Saved entries:

_ _ _

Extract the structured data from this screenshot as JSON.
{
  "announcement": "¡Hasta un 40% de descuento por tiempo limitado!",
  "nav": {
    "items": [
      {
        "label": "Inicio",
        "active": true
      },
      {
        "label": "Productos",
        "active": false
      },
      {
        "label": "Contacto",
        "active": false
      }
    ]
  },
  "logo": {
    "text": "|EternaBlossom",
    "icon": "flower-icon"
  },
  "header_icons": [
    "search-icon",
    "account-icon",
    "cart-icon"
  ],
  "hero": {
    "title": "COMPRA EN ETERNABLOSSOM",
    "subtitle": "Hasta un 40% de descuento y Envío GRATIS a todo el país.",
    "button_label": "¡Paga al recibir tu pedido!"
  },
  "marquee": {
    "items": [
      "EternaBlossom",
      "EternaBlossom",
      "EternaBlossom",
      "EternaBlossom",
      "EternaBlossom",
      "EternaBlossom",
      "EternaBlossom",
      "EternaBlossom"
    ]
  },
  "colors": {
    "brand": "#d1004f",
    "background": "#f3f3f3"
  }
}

_ _ _

** Given problem **
Type out all of the material again, word for word.

** Answer for this exercise **
Extract the structured data from this screenshot as JSON.
{
  "announcement": "¡Hasta un 40% de descuento por tiempo limitado!",
  "nav": {
    "items": [
      {
        "label": "Inicio",
        "active": true
      },
      {
        "label": "Productos",
        "active": false
      },
      {
        "label": "Contacto",
        "active": false
      }
    ]
  },
  "logo": {
    "text": "|EternaBlossom",
    "icon": "flower-icon"
  },
  "header_icons": [
    "search-icon",
    "account-icon",
    "cart-icon"
  ],
  "hero": {
    "title": "COMPRA EN ETERNABLOSSOM",
    "subtitle": "Hasta un 40% de descuento y Envío GRATIS a todo el país.",
    "button_label": "¡Paga al recibir tu pedido!"
  },
  "marquee": {
    "items": [
      "EternaBlossom",
      "EternaBlossom",
      "EternaBlossom",
      "EternaBlossom",
      "EternaBlossom",
      "EternaBlossom",
      "EternaBlossom",
      "EternaBlossom"
    ]
  },
  "colors": {
    "brand": "#d1004f",
    "background": "#f3f3f3"
  }
}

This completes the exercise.